Material for the task —
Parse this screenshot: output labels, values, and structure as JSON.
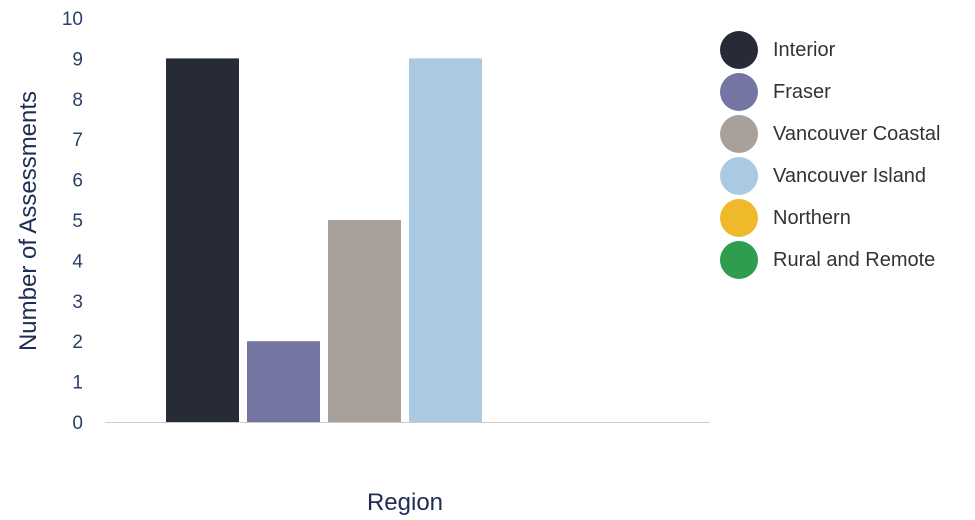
{
  "chart_data": {
    "type": "bar",
    "xlabel": "Region",
    "ylabel": "Number of Assessments",
    "ylim": [
      0,
      10
    ],
    "yticks": [
      0,
      1,
      2,
      3,
      4,
      5,
      6,
      7,
      8,
      9,
      10
    ],
    "grid": false,
    "legend_position": "right",
    "series": [
      {
        "name": "Interior",
        "value": 9,
        "color": "#262b37"
      },
      {
        "name": "Fraser",
        "value": 2,
        "color": "#7575a3"
      },
      {
        "name": "Vancouver Coastal",
        "value": 5,
        "color": "#a8a19b"
      },
      {
        "name": "Vancouver Island",
        "value": 9,
        "color": "#aac9e3"
      },
      {
        "name": "Northern",
        "value": 0,
        "color": "#f0b92b"
      },
      {
        "name": "Rural and Remote",
        "value": 0,
        "color": "#2e9d4e"
      }
    ]
  }
}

Exercise details — Reproduce the data word for word, excluding its pictures.

Response to this task —
Parse this screenshot: output labels, values, and structure as JSON.
{
  "chart_data": {
    "type": "bar",
    "xlabel": "Region",
    "ylabel": "Number of Assessments",
    "ylim": [
      0,
      10
    ],
    "yticks": [
      0,
      1,
      2,
      3,
      4,
      5,
      6,
      7,
      8,
      9,
      10
    ],
    "grid": false,
    "legend_position": "right",
    "series": [
      {
        "name": "Interior",
        "value": 9,
        "color": "#262b37"
      },
      {
        "name": "Fraser",
        "value": 2,
        "color": "#7575a3"
      },
      {
        "name": "Vancouver Coastal",
        "value": 5,
        "color": "#a8a19b"
      },
      {
        "name": "Vancouver Island",
        "value": 9,
        "color": "#aac9e3"
      },
      {
        "name": "Northern",
        "value": 0,
        "color": "#f0b92b"
      },
      {
        "name": "Rural and Remote",
        "value": 0,
        "color": "#2e9d4e"
      }
    ]
  }
}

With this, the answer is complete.